## SUPPLIED ENTRIES
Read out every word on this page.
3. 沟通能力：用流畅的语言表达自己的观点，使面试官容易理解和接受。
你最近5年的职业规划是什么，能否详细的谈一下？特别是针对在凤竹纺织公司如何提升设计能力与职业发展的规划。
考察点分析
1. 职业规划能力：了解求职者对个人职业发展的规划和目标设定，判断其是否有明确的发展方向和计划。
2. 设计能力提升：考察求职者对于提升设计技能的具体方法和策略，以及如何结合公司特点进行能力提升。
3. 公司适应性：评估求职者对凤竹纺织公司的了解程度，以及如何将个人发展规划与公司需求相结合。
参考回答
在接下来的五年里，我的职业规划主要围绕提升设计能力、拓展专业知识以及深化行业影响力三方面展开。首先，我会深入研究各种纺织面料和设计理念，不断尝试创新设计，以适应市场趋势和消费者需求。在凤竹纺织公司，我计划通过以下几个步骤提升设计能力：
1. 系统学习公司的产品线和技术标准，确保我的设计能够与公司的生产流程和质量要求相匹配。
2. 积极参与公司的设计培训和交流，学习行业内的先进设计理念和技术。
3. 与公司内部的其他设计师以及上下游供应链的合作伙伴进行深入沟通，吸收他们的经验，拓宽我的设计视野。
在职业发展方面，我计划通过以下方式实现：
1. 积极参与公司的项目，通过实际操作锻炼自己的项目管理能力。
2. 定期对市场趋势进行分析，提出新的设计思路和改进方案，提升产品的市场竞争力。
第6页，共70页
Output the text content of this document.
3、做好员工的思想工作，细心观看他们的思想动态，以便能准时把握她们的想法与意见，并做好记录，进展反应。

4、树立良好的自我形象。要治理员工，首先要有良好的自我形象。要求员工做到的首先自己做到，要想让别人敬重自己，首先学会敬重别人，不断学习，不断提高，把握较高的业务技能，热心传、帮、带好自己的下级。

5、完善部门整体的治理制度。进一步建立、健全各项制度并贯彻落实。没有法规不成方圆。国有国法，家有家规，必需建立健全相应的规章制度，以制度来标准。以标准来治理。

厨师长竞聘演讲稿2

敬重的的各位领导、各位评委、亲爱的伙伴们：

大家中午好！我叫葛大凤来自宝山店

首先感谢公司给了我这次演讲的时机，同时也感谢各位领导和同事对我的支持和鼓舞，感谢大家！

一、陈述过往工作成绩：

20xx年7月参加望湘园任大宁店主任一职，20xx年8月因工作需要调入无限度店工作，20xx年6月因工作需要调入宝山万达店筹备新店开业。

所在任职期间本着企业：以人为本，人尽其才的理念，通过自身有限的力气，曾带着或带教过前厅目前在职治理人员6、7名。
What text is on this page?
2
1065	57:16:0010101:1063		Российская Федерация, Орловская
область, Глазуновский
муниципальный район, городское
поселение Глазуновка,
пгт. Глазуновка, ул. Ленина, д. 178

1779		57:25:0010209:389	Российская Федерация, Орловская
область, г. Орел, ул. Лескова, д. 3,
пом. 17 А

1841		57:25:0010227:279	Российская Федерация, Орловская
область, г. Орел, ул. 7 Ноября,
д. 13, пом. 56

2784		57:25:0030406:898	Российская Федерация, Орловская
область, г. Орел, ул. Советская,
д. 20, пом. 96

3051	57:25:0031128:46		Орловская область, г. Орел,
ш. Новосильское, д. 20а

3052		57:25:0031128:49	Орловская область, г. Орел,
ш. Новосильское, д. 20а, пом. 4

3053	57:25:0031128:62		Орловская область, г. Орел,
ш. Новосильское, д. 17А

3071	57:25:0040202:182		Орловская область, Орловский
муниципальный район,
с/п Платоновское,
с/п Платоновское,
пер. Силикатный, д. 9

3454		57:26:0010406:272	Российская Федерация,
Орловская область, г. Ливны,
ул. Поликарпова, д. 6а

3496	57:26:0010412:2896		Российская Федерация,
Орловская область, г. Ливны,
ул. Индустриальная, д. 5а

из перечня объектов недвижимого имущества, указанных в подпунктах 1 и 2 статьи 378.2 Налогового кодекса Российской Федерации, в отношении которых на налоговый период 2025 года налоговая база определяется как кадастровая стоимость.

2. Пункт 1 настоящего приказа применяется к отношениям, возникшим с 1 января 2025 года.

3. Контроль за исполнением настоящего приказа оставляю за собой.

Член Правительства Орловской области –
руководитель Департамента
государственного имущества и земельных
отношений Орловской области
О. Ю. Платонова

## WHAT THE EXERCISE ASKS
Print the listing above in its entirety, with every line exact.

## ANSWER
Read out every word on this page.
3. 沟通能力：用流畅的语言表达自己的观点，使面试官容易理解和接受。
你最近5年的职业规划是什么，能否详细的谈一下？特别是针对在凤竹纺织公司如何提升设计能力与职业发展的规划。
考察点分析
1. 职业规划能力：了解求职者对个人职业发展的规划和目标设定，判断其是否有明确的发展方向和计划。
2. 设计能力提升：考察求职者对于提升设计技能的具体方法和策略，以及如何结合公司特点进行能力提升。
3. 公司适应性：评估求职者对凤竹纺织公司的了解程度，以及如何将个人发展规划与公司需求相结合。
参考回答
在接下来的五年里，我的职业规划主要围绕提升设计能力、拓展专业知识以及深化行业影响力三方面展开。首先，我会深入研究各种纺织面料和设计理念，不断尝试创新设计，以适应市场趋势和消费者需求。在凤竹纺织公司，我计划通过以下几个步骤提升设计能力：
1. 系统学习公司的产品线和技术标准，确保我的设计能够与公司的生产流程和质量要求相匹配。
2. 积极参与公司的设计培训和交流，学习行业内的先进设计理念和技术。
3. 与公司内部的其他设计师以及上下游供应链的合作伙伴进行深入沟通，吸收他们的经验，拓宽我的设计视野。
在职业发展方面，我计划通过以下方式实现：
1. 积极参与公司的项目，通过实际操作锻炼自己的项目管理能力。
2. 定期对市场趋势进行分析，提出新的设计思路和改进方案，提升产品的市场竞争力。
第6页，共70页
Output the text content of this document.
3、做好员工的思想工作，细心观看他们的思想动态，以便能准时把握她们的想法与意见，并做好记录，进展反应。

4、树立良好的自我形象。要治理员工，首先要有良好的自我形象。要求员工做到的首先自己做到，要想让别人敬重自己，首先学会敬重别人，不断学习，不断提高，把握较高的业务技能，热心传、帮、带好自己的下级。

5、完善部门整体的治理制度。进一步建立、健全各项制度并贯彻落实。没有法规不成方圆。国有国法，家有家规，必需建立健全相应的规章制度，以制度来标准。以标准来治理。

厨师长竞聘演讲稿2

敬重的的各位领导、各位评委、亲爱的伙伴们：

大家中午好！我叫葛大凤来自宝山店

首先感谢公司给了我这次演讲的时机，同时也感谢各位领导和同事对我的支持和鼓舞，感谢大家！

一、陈述过往工作成绩：

20xx年7月参加望湘园任大宁店主任一职，20xx年8月因工作需要调入无限度店工作，20xx年6月因工作需要调入宝山万达店筹备新店开业。

所在任职期间本着企业：以人为本，人尽其才的理念，通过自身有限的力气，曾带着或带教过前厅目前在职治理人员6、7名。
What text is on this page?
2
1065	57:16:0010101:1063		Российская Федерация, Орловская
область, Глазуновский
муниципальный район, городское
поселение Глазуновка,
пгт. Глазуновка, ул. Ленина, д. 178

1779		57:25:0010209:389	Российская Федерация, Орловская
область, г. Орел, ул. Лескова, д. 3,
пом. 17 А

1841		57:25:0010227:279	Российская Федерация, Орловская
область, г. Орел, ул. 7 Ноября,
д. 13, пом. 56

2784		57:25:0030406:898	Российская Федерация, Орловская
область, г. Орел, ул. Советская,
д. 20, пом. 96

3051	57:25:0031128:46		Орловская область, г. Орел,
ш. Новосильское, д. 20а

3052		57:25:0031128:49	Орловская область, г. Орел,
ш. Новосильское, д. 20а, пом. 4

3053	57:25:0031128:62		Орловская область, г. Орел,
ш. Новосильское, д. 17А

3071	57:25:0040202:182		Орловская область, Орловский
муниципальный район,
с/п Платоновское,
с/п Платоновское,
пер. Силикатный, д. 9

3454		57:26:0010406:272	Российская Федерация,
Орловская область, г. Ливны,
ул. Поликарпова, д. 6а

3496	57:26:0010412:2896		Российская Федерация,
Орловская область, г. Ливны,
ул. Индустриальная, д. 5а

из перечня объектов недвижимого имущества, указанных в подпунктах 1 и 2 статьи 378.2 Налогового кодекса Российской Федерации, в отношении которых на налоговый период 2025 года налоговая база определяется как кадастровая стоимость.

2. Пункт 1 настоящего приказа применяется к отношениям, возникшим с 1 января 2025 года.

3. Контроль за исполнением настоящего приказа оставляю за собой.

Член Правительства Орловской области –
руководитель Департамента
государственного имущества и земельных
отношений Орловской области
О. Ю. Платонова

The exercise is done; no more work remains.